Stated exercise:
Copy every line of the records below where the word "contained" occurs.

Supplied entries:
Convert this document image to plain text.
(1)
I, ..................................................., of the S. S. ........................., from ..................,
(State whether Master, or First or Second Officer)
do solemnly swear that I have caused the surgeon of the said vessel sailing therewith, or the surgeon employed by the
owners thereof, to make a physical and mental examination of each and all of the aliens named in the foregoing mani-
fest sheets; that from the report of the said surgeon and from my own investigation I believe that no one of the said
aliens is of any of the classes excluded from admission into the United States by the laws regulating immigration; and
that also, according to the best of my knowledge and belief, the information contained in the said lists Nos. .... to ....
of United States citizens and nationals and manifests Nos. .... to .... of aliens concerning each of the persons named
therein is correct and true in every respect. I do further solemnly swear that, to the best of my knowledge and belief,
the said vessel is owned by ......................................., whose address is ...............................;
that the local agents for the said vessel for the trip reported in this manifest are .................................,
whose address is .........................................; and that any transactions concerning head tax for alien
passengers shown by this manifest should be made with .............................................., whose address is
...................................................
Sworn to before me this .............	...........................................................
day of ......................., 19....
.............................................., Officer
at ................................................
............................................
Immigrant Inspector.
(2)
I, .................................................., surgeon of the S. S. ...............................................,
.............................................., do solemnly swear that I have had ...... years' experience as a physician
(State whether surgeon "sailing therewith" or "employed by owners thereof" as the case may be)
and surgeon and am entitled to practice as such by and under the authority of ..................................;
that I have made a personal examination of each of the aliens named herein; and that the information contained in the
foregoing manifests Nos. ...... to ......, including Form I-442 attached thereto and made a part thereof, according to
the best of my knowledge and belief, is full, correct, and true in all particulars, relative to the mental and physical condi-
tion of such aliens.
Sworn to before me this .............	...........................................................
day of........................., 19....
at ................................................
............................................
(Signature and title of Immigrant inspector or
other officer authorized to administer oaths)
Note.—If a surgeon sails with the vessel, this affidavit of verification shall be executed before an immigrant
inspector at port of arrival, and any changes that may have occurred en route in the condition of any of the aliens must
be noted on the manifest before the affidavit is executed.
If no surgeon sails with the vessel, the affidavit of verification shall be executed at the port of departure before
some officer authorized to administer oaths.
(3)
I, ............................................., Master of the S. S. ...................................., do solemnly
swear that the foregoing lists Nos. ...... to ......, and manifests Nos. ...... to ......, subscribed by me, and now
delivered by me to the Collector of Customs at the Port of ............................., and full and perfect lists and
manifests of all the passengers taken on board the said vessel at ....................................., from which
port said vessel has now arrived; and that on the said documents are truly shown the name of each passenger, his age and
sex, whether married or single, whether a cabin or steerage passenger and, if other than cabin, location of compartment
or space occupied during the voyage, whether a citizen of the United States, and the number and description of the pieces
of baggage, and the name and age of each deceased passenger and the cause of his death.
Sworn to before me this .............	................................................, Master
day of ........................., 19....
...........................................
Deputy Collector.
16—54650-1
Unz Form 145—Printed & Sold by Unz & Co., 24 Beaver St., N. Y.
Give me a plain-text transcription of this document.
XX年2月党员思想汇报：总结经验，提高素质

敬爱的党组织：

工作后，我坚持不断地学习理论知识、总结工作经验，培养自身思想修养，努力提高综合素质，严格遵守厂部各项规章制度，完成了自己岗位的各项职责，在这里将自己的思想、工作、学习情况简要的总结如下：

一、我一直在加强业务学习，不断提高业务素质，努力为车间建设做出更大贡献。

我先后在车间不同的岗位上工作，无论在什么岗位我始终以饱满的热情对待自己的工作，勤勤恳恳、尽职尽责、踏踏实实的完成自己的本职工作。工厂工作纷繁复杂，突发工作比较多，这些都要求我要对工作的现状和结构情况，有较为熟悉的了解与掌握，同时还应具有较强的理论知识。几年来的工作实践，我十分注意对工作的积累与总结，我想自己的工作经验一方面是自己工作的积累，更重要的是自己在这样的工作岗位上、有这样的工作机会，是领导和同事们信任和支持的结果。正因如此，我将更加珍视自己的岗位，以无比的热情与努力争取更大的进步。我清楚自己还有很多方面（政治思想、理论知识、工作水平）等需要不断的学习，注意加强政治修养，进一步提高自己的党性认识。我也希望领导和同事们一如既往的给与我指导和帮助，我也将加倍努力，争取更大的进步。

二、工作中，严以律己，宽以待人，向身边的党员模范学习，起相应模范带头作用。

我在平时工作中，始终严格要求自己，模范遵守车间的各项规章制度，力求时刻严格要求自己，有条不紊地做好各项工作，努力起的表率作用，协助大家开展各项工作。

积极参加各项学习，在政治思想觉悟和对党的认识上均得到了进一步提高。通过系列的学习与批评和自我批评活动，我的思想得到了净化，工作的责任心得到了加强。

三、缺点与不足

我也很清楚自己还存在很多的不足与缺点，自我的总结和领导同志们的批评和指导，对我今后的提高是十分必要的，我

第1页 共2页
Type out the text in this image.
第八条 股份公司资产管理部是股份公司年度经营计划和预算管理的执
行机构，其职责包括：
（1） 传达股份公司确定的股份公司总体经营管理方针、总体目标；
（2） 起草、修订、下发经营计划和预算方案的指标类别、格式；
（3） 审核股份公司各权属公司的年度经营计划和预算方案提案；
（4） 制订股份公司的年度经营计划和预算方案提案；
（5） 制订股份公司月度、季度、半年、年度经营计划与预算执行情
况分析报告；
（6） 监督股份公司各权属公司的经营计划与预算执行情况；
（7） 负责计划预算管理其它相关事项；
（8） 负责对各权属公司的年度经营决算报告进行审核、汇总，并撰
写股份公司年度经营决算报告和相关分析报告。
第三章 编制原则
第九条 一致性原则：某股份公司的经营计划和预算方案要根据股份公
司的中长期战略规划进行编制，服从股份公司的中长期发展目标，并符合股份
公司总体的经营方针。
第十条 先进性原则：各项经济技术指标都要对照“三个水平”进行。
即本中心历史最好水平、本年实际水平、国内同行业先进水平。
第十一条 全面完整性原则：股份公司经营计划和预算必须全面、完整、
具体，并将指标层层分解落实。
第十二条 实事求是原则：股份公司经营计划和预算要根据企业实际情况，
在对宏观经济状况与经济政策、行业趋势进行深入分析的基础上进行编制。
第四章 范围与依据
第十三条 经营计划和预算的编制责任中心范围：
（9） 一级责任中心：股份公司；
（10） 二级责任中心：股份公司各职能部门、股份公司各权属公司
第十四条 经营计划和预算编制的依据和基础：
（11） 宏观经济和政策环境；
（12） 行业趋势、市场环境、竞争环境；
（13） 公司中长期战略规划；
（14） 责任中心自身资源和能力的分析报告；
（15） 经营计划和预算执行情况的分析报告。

Response to the exercise:
that also, according to the best of my knowledge and belief, the information contained in the said lists Nos. .... to ....
that I have made a personal examination of each of the aliens named herein; and that the information contained in the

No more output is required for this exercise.